Drop the pictures, then extract the listing word for word.

---+---

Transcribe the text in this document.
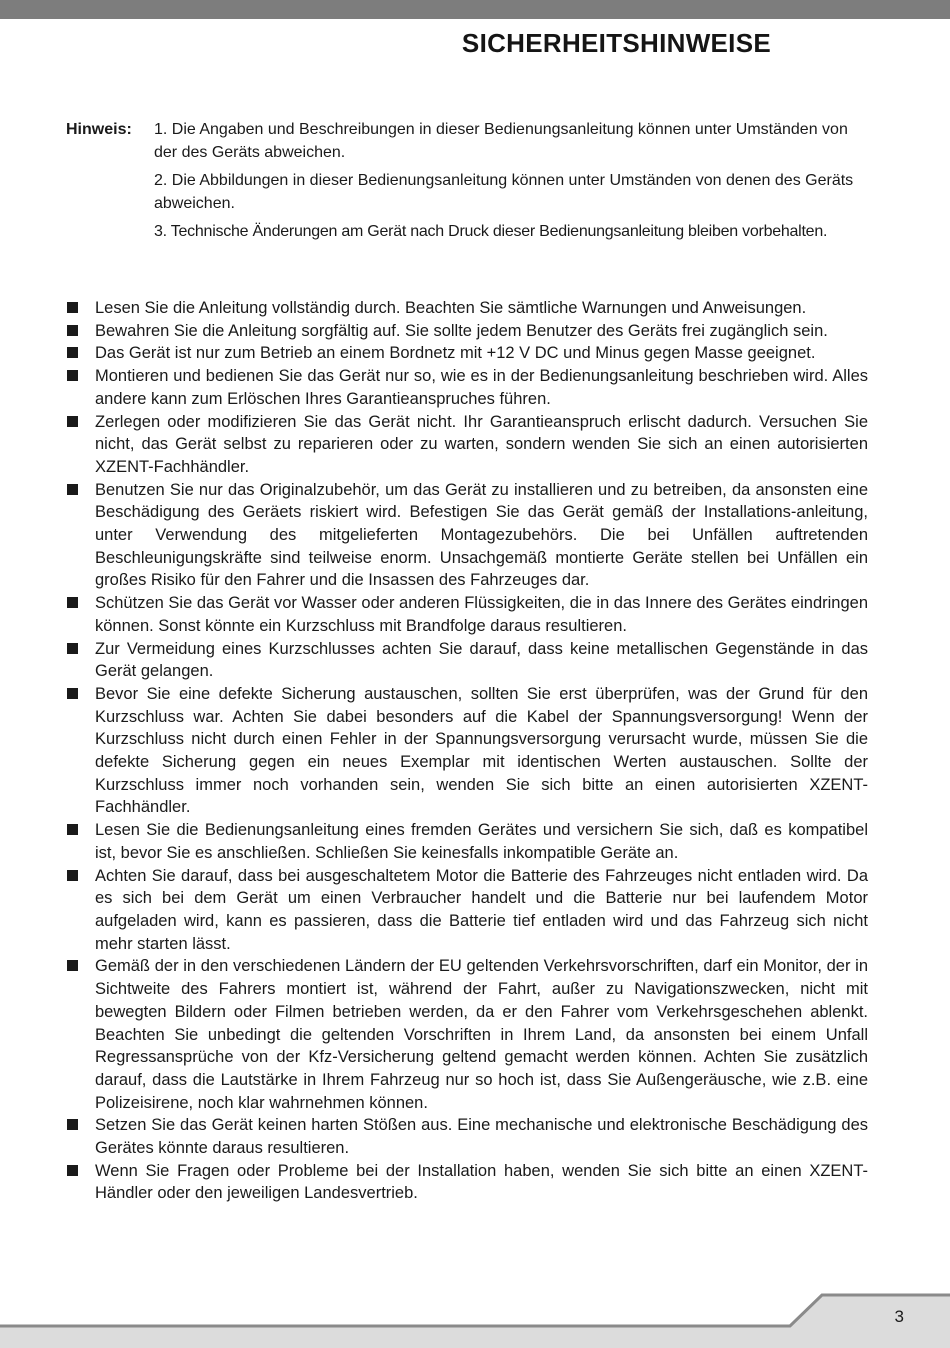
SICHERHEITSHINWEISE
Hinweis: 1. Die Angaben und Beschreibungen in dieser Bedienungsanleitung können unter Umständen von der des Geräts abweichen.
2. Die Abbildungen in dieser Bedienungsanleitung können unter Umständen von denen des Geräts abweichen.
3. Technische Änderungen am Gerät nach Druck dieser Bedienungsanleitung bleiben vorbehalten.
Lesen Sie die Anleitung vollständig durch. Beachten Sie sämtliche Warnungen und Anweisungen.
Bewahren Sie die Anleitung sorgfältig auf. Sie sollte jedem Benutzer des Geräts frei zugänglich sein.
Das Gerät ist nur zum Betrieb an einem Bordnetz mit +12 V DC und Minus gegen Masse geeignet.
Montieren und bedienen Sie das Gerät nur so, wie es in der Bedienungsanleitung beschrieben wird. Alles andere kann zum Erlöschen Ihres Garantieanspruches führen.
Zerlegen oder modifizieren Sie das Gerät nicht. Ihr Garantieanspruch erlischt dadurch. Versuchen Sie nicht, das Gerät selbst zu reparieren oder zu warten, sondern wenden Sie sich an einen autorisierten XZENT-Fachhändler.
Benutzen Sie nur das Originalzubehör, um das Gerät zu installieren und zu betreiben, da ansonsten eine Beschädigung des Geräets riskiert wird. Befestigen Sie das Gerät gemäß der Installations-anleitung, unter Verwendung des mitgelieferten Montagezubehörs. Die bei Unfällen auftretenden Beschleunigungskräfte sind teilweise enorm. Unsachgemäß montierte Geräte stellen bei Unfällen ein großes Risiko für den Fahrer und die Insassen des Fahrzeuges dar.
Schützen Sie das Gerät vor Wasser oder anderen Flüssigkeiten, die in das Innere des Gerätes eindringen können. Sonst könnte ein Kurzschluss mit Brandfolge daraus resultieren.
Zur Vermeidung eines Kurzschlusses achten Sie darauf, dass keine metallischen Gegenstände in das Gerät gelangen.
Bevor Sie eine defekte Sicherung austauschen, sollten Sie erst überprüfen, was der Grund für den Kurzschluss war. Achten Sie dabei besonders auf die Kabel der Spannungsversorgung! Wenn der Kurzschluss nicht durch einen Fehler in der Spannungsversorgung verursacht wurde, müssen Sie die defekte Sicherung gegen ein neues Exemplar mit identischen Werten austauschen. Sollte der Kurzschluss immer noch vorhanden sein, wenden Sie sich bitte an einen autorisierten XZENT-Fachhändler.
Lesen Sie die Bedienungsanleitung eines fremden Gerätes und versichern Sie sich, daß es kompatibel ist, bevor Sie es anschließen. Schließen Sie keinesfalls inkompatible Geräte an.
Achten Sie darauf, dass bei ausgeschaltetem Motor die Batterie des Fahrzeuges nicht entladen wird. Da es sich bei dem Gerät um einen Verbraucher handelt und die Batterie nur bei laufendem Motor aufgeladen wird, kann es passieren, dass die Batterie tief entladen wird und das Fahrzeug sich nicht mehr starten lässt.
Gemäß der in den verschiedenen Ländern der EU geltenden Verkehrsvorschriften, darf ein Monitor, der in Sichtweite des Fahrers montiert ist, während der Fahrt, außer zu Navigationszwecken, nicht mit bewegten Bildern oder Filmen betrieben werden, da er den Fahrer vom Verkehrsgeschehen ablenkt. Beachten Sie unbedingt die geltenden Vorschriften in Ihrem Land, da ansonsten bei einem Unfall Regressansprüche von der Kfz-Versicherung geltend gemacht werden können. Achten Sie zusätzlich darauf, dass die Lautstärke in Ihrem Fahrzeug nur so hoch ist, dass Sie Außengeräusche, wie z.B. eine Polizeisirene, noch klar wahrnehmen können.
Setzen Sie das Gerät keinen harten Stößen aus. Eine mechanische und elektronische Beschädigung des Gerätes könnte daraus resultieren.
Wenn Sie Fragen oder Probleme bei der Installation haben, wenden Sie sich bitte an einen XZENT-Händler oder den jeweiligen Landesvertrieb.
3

---+---

§ **THE RESULT**:
Transcribe the text in this document.
SICHERHEITSHINWEISE
Hinweis: 1. Die Angaben und Beschreibungen in dieser Bedienungsanleitung können unter Umständen von der des Geräts abweichen.
2. Die Abbildungen in dieser Bedienungsanleitung können unter Umständen von denen des Geräts abweichen.
3. Technische Änderungen am Gerät nach Druck dieser Bedienungsanleitung bleiben vorbehalten.
Lesen Sie die Anleitung vollständig durch. Beachten Sie sämtliche Warnungen und Anweisungen.
Bewahren Sie die Anleitung sorgfältig auf. Sie sollte jedem Benutzer des Geräts frei zugänglich sein.
Das Gerät ist nur zum Betrieb an einem Bordnetz mit +12 V DC und Minus gegen Masse geeignet.
Montieren und bedienen Sie das Gerät nur so, wie es in der Bedienungsanleitung beschrieben wird. Alles andere kann zum Erlöschen Ihres Garantieanspruches führen.
Zerlegen oder modifizieren Sie das Gerät nicht. Ihr Garantieanspruch erlischt dadurch. Versuchen Sie nicht, das Gerät selbst zu reparieren oder zu warten, sondern wenden Sie sich an einen autorisierten XZENT-Fachhändler.
Benutzen Sie nur das Originalzubehör, um das Gerät zu installieren und zu betreiben, da ansonsten eine Beschädigung des Geräets riskiert wird. Befestigen Sie das Gerät gemäß der Installations-anleitung, unter Verwendung des mitgelieferten Montagezubehörs. Die bei Unfällen auftretenden Beschleunigungskräfte sind teilweise enorm. Unsachgemäß montierte Geräte stellen bei Unfällen ein großes Risiko für den Fahrer und die Insassen des Fahrzeuges dar.
Schützen Sie das Gerät vor Wasser oder anderen Flüssigkeiten, die in das Innere des Gerätes eindringen können. Sonst könnte ein Kurzschluss mit Brandfolge daraus resultieren.
Zur Vermeidung eines Kurzschlusses achten Sie darauf, dass keine metallischen Gegenstände in das Gerät gelangen.
Bevor Sie eine defekte Sicherung austauschen, sollten Sie erst überprüfen, was der Grund für den Kurzschluss war. Achten Sie dabei besonders auf die Kabel der Spannungsversorgung! Wenn der Kurzschluss nicht durch einen Fehler in der Spannungsversorgung verursacht wurde, müssen Sie die defekte Sicherung gegen ein neues Exemplar mit identischen Werten austauschen. Sollte der Kurzschluss immer noch vorhanden sein, wenden Sie sich bitte an einen autorisierten XZENT-Fachhändler.
Lesen Sie die Bedienungsanleitung eines fremden Gerätes und versichern Sie sich, daß es kompatibel ist, bevor Sie es anschließen. Schließen Sie keinesfalls inkompatible Geräte an.
Achten Sie darauf, dass bei ausgeschaltetem Motor die Batterie des Fahrzeuges nicht entladen wird. Da es sich bei dem Gerät um einen Verbraucher handelt und die Batterie nur bei laufendem Motor aufgeladen wird, kann es passieren, dass die Batterie tief entladen wird und das Fahrzeug sich nicht mehr starten lässt.
Gemäß der in den verschiedenen Ländern der EU geltenden Verkehrsvorschriften, darf ein Monitor, der in Sichtweite des Fahrers montiert ist, während der Fahrt, außer zu Navigationszwecken, nicht mit bewegten Bildern oder Filmen betrieben werden, da er den Fahrer vom Verkehrsgeschehen ablenkt. Beachten Sie unbedingt die geltenden Vorschriften in Ihrem Land, da ansonsten bei einem Unfall Regressansprüche von der Kfz-Versicherung geltend gemacht werden können. Achten Sie zusätzlich darauf, dass die Lautstärke in Ihrem Fahrzeug nur so hoch ist, dass Sie Außengeräusche, wie z.B. eine Polizeisirene, noch klar wahrnehmen können.
Setzen Sie das Gerät keinen harten Stößen aus. Eine mechanische und elektronische Beschädigung des Gerätes könnte daraus resultieren.
Wenn Sie Fragen oder Probleme bei der Installation haben, wenden Sie sich bitte an einen XZENT-Händler oder den jeweiligen Landesvertrieb.
3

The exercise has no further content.